# START OF SUPPLIED RECORDS

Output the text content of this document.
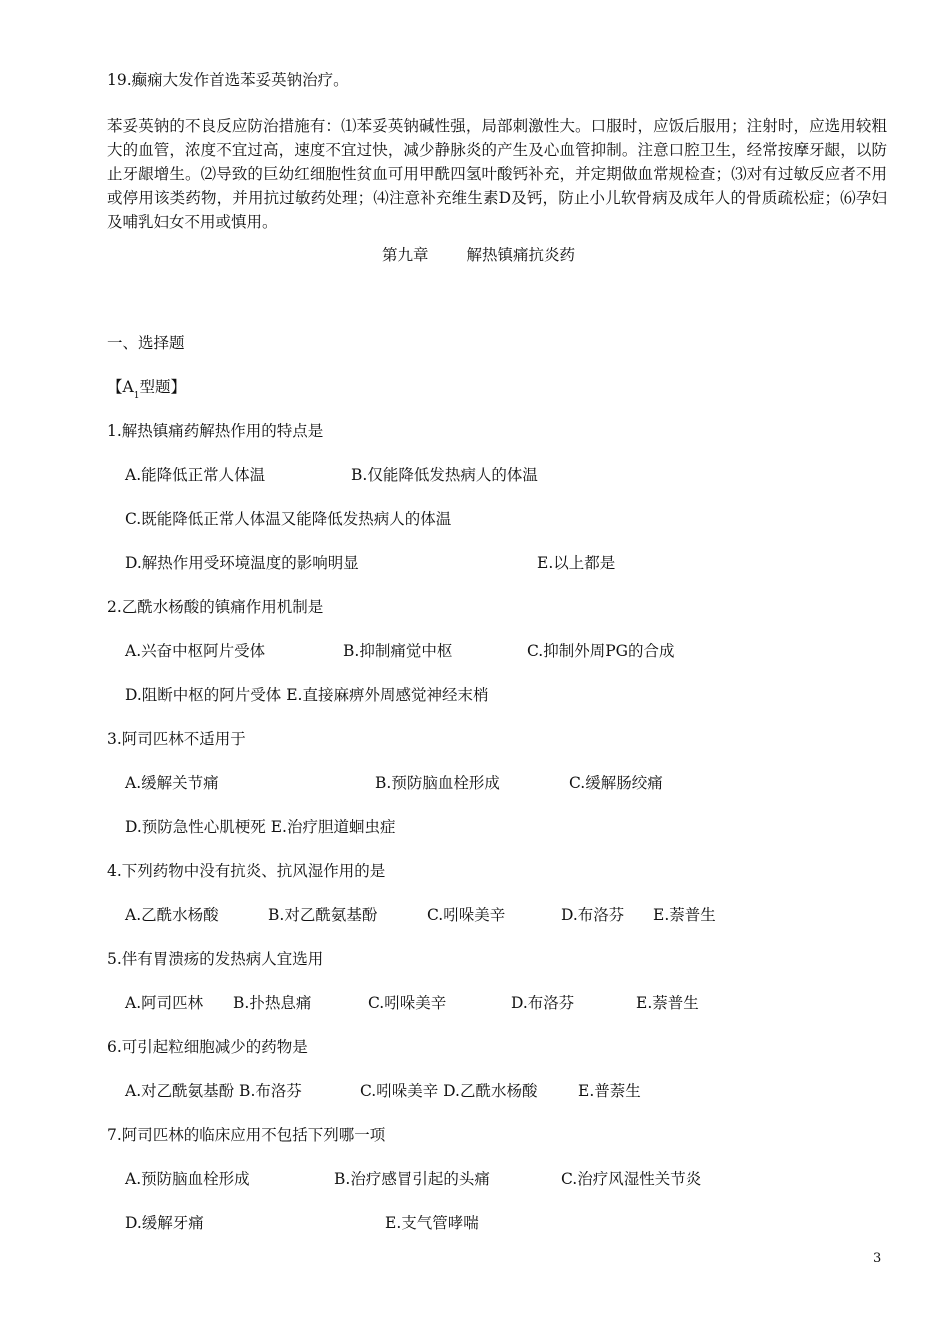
19.癫痫大发作首选苯妥英钠治疗。
苯妥英钠的不良反应防治措施有：⑴苯妥英钠碱性强，局部刺激性大。口服时，应饭后服用；注射时，应选用较粗大的血管，浓度不宜过高，速度不宜过快，减少静脉炎的产生及心血管抑制。注意口腔卫生，经常按摩牙龈，以防止牙龈增生。⑵导致的巨幼红细胞性贫血可用甲酰四氢叶酸钙补充，并定期做血常规检查；⑶对有过敏反应者不用或停用该类药物，并用抗过敏药处理；⑷注意补充维生素D及钙，防止小儿软骨病及成年人的骨质疏松症；⑹孕妇及哺乳妇女不用或慎用。
第九章 解热镇痛抗炎药
一、选择题
【$A_1$型题】
1.解热镇痛药解热作用的特点是
A.能降低正常人体温	B.仅能降低发热病人的体温
C.既能降低正常人体温又能降低发热病人的体温
D.解热作用受环境温度的影响明显	E.以上都是
2.乙酰水杨酸的镇痛作用机制是
A.兴奋中枢阿片受体	B.抑制痛觉中枢	C.抑制外周PG的合成
D.阻断中枢的阿片受体 E.直接麻痹外周感觉神经末梢
3.阿司匹林不适用于
A.缓解关节痛	B.预防脑血栓形成	C.缓解肠绞痛
D.预防急性心肌梗死 E.治疗胆道蛔虫症
4.下列药物中没有抗炎、抗风湿作用的是
A.乙酰水杨酸	B.对乙酰氨基酚	C.吲哚美辛	D.布洛芬 E.萘普生
5.伴有胃溃疡的发热病人宜选用
A.阿司匹林 B.扑热息痛	C.吲哚美辛	D.布洛芬	E.萘普生
6.可引起粒细胞减少的药物是
A.对乙酰氨基酚 B.布洛芬	C.吲哚美辛 D.乙酰水杨酸	E.普萘生
7.阿司匹林的临床应用不包括下列哪一项
A.预防脑血栓形成	B.治疗感冒引起的头痛	C.治疗风湿性关节炎
D.缓解牙痛	E.支气管哮喘
3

# END OF SUPPLIED RECORDS

**EXERCISE PROMPT:**
Reproduce the entries above without change, omitting all pictures.

**THE OUTPUT:**
Output the text content of this document.
19.癫痫大发作首选苯妥英钠治疗。
苯妥英钠的不良反应防治措施有：⑴苯妥英钠碱性强，局部刺激性大。口服时，应饭后服用；注射时，应选用较粗大的血管，浓度不宜过高，速度不宜过快，减少静脉炎的产生及心血管抑制。注意口腔卫生，经常按摩牙龈，以防止牙龈增生。⑵导致的巨幼红细胞性贫血可用甲酰四氢叶酸钙补充，并定期做血常规检查；⑶对有过敏反应者不用或停用该类药物，并用抗过敏药处理；⑷注意补充维生素D及钙，防止小儿软骨病及成年人的骨质疏松症；⑹孕妇及哺乳妇女不用或慎用。
第九章 解热镇痛抗炎药
一、选择题
【$A_1$型题】
1.解热镇痛药解热作用的特点是
A.能降低正常人体温	B.仅能降低发热病人的体温
C.既能降低正常人体温又能降低发热病人的体温
D.解热作用受环境温度的影响明显	E.以上都是
2.乙酰水杨酸的镇痛作用机制是
A.兴奋中枢阿片受体	B.抑制痛觉中枢	C.抑制外周PG的合成
D.阻断中枢的阿片受体 E.直接麻痹外周感觉神经末梢
3.阿司匹林不适用于
A.缓解关节痛	B.预防脑血栓形成	C.缓解肠绞痛
D.预防急性心肌梗死 E.治疗胆道蛔虫症
4.下列药物中没有抗炎、抗风湿作用的是
A.乙酰水杨酸	B.对乙酰氨基酚	C.吲哚美辛	D.布洛芬 E.萘普生
5.伴有胃溃疡的发热病人宜选用
A.阿司匹林 B.扑热息痛	C.吲哚美辛	D.布洛芬	E.萘普生
6.可引起粒细胞减少的药物是
A.对乙酰氨基酚 B.布洛芬	C.吲哚美辛 D.乙酰水杨酸	E.普萘生
7.阿司匹林的临床应用不包括下列哪一项
A.预防脑血栓形成	B.治疗感冒引起的头痛	C.治疗风湿性关节炎
D.缓解牙痛	E.支气管哮喘
3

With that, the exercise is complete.